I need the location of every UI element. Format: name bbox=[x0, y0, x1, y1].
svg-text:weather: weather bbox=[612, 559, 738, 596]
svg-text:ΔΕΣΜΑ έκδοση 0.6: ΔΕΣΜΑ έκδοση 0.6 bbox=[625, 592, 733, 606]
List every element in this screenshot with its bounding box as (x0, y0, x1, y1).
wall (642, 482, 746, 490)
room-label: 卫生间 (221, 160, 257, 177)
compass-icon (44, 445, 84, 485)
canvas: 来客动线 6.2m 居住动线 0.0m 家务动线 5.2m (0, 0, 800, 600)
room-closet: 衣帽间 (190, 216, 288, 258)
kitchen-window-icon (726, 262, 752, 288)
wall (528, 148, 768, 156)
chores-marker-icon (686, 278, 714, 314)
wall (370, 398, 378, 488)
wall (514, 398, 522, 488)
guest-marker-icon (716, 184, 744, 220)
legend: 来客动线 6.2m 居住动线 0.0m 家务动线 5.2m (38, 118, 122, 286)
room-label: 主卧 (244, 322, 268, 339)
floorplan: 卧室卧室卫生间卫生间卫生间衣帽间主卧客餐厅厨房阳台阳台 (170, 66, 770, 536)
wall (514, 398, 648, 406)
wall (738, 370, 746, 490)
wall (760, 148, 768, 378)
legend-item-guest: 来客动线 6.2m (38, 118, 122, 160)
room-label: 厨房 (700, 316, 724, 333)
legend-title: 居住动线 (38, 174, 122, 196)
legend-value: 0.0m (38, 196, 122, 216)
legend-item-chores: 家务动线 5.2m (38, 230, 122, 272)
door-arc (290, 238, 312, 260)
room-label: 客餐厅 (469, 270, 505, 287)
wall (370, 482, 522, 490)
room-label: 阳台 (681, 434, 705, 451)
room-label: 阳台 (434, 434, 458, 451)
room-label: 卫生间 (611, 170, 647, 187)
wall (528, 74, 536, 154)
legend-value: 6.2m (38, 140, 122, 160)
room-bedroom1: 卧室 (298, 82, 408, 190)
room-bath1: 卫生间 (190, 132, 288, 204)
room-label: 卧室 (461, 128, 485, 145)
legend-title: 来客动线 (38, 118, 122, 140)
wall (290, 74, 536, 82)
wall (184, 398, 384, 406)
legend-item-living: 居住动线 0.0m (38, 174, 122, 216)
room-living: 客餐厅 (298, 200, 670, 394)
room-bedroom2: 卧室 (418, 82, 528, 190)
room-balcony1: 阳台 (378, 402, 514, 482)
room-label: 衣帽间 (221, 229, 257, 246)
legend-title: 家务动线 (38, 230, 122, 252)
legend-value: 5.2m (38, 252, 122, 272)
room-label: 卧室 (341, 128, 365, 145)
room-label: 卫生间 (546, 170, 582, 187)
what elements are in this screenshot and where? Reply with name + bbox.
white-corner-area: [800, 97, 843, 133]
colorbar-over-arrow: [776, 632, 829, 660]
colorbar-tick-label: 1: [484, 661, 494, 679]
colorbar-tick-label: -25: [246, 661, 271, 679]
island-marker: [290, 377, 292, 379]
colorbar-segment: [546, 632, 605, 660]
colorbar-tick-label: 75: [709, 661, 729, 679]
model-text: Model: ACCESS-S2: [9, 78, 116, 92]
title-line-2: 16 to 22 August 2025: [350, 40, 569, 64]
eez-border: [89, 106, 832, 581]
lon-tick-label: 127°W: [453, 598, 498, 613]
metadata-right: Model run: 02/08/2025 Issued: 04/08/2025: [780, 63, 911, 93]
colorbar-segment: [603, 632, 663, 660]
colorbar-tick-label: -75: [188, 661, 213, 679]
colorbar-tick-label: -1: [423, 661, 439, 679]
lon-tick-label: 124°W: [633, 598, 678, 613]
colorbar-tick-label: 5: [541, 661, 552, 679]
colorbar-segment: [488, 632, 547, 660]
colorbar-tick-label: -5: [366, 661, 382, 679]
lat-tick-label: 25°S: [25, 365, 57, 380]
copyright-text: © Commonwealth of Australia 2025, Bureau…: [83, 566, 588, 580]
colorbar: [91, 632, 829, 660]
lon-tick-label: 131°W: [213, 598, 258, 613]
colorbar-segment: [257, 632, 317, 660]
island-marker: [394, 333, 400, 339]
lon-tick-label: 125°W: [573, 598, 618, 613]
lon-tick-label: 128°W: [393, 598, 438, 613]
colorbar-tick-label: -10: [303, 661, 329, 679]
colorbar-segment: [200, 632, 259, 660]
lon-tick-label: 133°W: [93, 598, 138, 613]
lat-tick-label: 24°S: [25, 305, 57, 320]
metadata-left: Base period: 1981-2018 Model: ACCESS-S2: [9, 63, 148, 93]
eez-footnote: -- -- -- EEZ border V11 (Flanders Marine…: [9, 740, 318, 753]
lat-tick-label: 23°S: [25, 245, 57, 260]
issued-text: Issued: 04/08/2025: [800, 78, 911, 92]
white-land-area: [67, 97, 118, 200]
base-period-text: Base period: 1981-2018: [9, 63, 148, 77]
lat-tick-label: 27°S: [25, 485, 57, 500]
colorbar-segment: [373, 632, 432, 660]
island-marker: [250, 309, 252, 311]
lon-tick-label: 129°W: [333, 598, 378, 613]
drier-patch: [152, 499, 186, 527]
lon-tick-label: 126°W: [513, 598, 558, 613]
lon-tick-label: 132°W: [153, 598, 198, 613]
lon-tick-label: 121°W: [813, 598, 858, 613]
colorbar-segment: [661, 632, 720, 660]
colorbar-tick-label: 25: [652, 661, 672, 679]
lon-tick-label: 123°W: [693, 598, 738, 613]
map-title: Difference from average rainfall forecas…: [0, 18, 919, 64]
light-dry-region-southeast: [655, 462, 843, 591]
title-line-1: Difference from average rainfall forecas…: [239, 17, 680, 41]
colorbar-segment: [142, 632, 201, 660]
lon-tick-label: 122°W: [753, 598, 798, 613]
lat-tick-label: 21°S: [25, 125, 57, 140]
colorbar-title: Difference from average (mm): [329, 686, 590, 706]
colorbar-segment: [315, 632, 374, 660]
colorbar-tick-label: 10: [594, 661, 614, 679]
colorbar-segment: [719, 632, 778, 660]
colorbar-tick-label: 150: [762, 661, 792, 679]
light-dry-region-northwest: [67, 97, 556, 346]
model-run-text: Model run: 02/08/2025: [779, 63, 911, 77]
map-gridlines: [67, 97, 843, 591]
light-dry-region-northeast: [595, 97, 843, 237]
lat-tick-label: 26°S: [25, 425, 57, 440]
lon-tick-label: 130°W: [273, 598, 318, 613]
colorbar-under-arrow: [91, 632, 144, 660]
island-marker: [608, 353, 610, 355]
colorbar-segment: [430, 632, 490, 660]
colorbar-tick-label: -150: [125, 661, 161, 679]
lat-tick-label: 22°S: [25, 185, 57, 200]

______________________________

== PROBLEM TO SOLVE ==
Return every line of the material above verbatim, leaving nothing out and changing nothing.

== ANSWER ==
I need the location of every UI element. Format: name bbox=[x0, y0, x1, y1].
svg-text:weather: weather bbox=[612, 559, 738, 596]
svg-text:ΔΕΣΜΑ έκδοση 0.6: ΔΕΣΜΑ έκδοση 0.6 bbox=[625, 592, 733, 606]
List every element in this screenshot with its bounding box as (x0, y0, x1, y1).
wall (642, 482, 746, 490)
room-label: 卫生间 (221, 160, 257, 177)
compass-icon (44, 445, 84, 485)
canvas: 来客动线 6.2m 居住动线 0.0m 家务动线 5.2m (0, 0, 800, 600)
room-closet: 衣帽间 (190, 216, 288, 258)
kitchen-window-icon (726, 262, 752, 288)
wall (528, 148, 768, 156)
chores-marker-icon (686, 278, 714, 314)
wall (370, 398, 378, 488)
wall (514, 398, 522, 488)
guest-marker-icon (716, 184, 744, 220)
legend: 来客动线 6.2m 居住动线 0.0m 家务动线 5.2m (38, 118, 122, 286)
room-label: 主卧 (244, 322, 268, 339)
floorplan: 卧室卧室卫生间卫生间卫生间衣帽间主卧客餐厅厨房阳台阳台 (170, 66, 770, 536)
wall (514, 398, 648, 406)
wall (738, 370, 746, 490)
wall (760, 148, 768, 378)
legend-item-guest: 来客动线 6.2m (38, 118, 122, 160)
room-label: 厨房 (700, 316, 724, 333)
legend-title: 居住动线 (38, 174, 122, 196)
legend-value: 0.0m (38, 196, 122, 216)
legend-item-chores: 家务动线 5.2m (38, 230, 122, 272)
door-arc (290, 238, 312, 260)
room-label: 客餐厅 (469, 270, 505, 287)
wall (370, 482, 522, 490)
room-label: 阳台 (681, 434, 705, 451)
room-label: 阳台 (434, 434, 458, 451)
room-label: 卫生间 (611, 170, 647, 187)
wall (528, 74, 536, 154)
legend-value: 6.2m (38, 140, 122, 160)
room-bedroom1: 卧室 (298, 82, 408, 190)
room-bath1: 卫生间 (190, 132, 288, 204)
room-label: 卧室 (461, 128, 485, 145)
legend-title: 来客动线 (38, 118, 122, 140)
wall (290, 74, 536, 82)
wall (184, 398, 384, 406)
legend-item-living: 居住动线 0.0m (38, 174, 122, 216)
room-living: 客餐厅 (298, 200, 670, 394)
room-bedroom2: 卧室 (418, 82, 528, 190)
room-balcony1: 阳台 (378, 402, 514, 482)
room-label: 衣帽间 (221, 229, 257, 246)
legend-title: 家务动线 (38, 230, 122, 252)
legend-value: 5.2m (38, 252, 122, 272)
room-label: 卧室 (341, 128, 365, 145)
room-label: 卫生间 (546, 170, 582, 187)
what elements are in this screenshot and where? Reply with name + bbox.
white-corner-area: [800, 97, 843, 133]
colorbar-over-arrow: [776, 632, 829, 660]
colorbar-tick-label: 1: [484, 661, 494, 679]
colorbar-tick-label: -25: [246, 661, 271, 679]
island-marker: [290, 377, 292, 379]
colorbar-segment: [546, 632, 605, 660]
colorbar-tick-label: 75: [709, 661, 729, 679]
model-text: Model: ACCESS-S2: [9, 78, 116, 92]
title-line-2: 16 to 22 August 2025: [350, 40, 569, 64]
eez-border: [89, 106, 832, 581]
lon-tick-label: 127°W: [453, 598, 498, 613]
metadata-right: Model run: 02/08/2025 Issued: 04/08/2025: [780, 63, 911, 93]
colorbar-segment: [603, 632, 663, 660]
colorbar-tick-label: -75: [188, 661, 213, 679]
colorbar-tick-label: -1: [423, 661, 439, 679]
lon-tick-label: 124°W: [633, 598, 678, 613]
colorbar-tick-label: 5: [541, 661, 552, 679]
colorbar-segment: [488, 632, 547, 660]
colorbar-tick-label: -5: [366, 661, 382, 679]
lat-tick-label: 25°S: [25, 365, 57, 380]
copyright-text: © Commonwealth of Australia 2025, Bureau…: [83, 566, 588, 580]
colorbar: [91, 632, 829, 660]
lon-tick-label: 131°W: [213, 598, 258, 613]
colorbar-segment: [257, 632, 317, 660]
island-marker: [394, 333, 400, 339]
lon-tick-label: 125°W: [573, 598, 618, 613]
lon-tick-label: 128°W: [393, 598, 438, 613]
colorbar-tick-label: -10: [303, 661, 329, 679]
colorbar-segment: [200, 632, 259, 660]
lon-tick-label: 133°W: [93, 598, 138, 613]
lat-tick-label: 24°S: [25, 305, 57, 320]
metadata-left: Base period: 1981-2018 Model: ACCESS-S2: [9, 63, 148, 93]
eez-footnote: -- -- -- EEZ border V11 (Flanders Marine…: [9, 740, 318, 753]
lat-tick-label: 23°S: [25, 245, 57, 260]
issued-text: Issued: 04/08/2025: [800, 78, 911, 92]
white-land-area: [67, 97, 118, 200]
base-period-text: Base period: 1981-2018: [9, 63, 148, 77]
lat-tick-label: 27°S: [25, 485, 57, 500]
colorbar-segment: [373, 632, 432, 660]
island-marker: [250, 309, 252, 311]
lon-tick-label: 129°W: [333, 598, 378, 613]
drier-patch: [152, 499, 186, 527]
lon-tick-label: 126°W: [513, 598, 558, 613]
lon-tick-label: 132°W: [153, 598, 198, 613]
lon-tick-label: 121°W: [813, 598, 858, 613]
colorbar-segment: [661, 632, 720, 660]
colorbar-tick-label: 25: [652, 661, 672, 679]
lon-tick-label: 123°W: [693, 598, 738, 613]
map-title: Difference from average rainfall forecas…: [0, 18, 919, 64]
light-dry-region-southeast: [655, 462, 843, 591]
title-line-1: Difference from average rainfall forecas…: [239, 17, 680, 41]
colorbar-segment: [142, 632, 201, 660]
lon-tick-label: 122°W: [753, 598, 798, 613]
lat-tick-label: 21°S: [25, 125, 57, 140]
colorbar-title: Difference from average (mm): [329, 686, 590, 706]
colorbar-segment: [315, 632, 374, 660]
colorbar-tick-label: 10: [594, 661, 614, 679]
colorbar-segment: [719, 632, 778, 660]
colorbar-tick-label: 150: [762, 661, 792, 679]
light-dry-region-northwest: [67, 97, 556, 346]
model-run-text: Model run: 02/08/2025: [779, 63, 911, 77]
map-gridlines: [67, 97, 843, 591]
light-dry-region-northeast: [595, 97, 843, 237]
lat-tick-label: 26°S: [25, 425, 57, 440]
lon-tick-label: 130°W: [273, 598, 318, 613]
colorbar-under-arrow: [91, 632, 144, 660]
island-marker: [608, 353, 610, 355]
colorbar-segment: [430, 632, 490, 660]
colorbar-tick-label: -150: [125, 661, 161, 679]
lat-tick-label: 22°S: [25, 185, 57, 200]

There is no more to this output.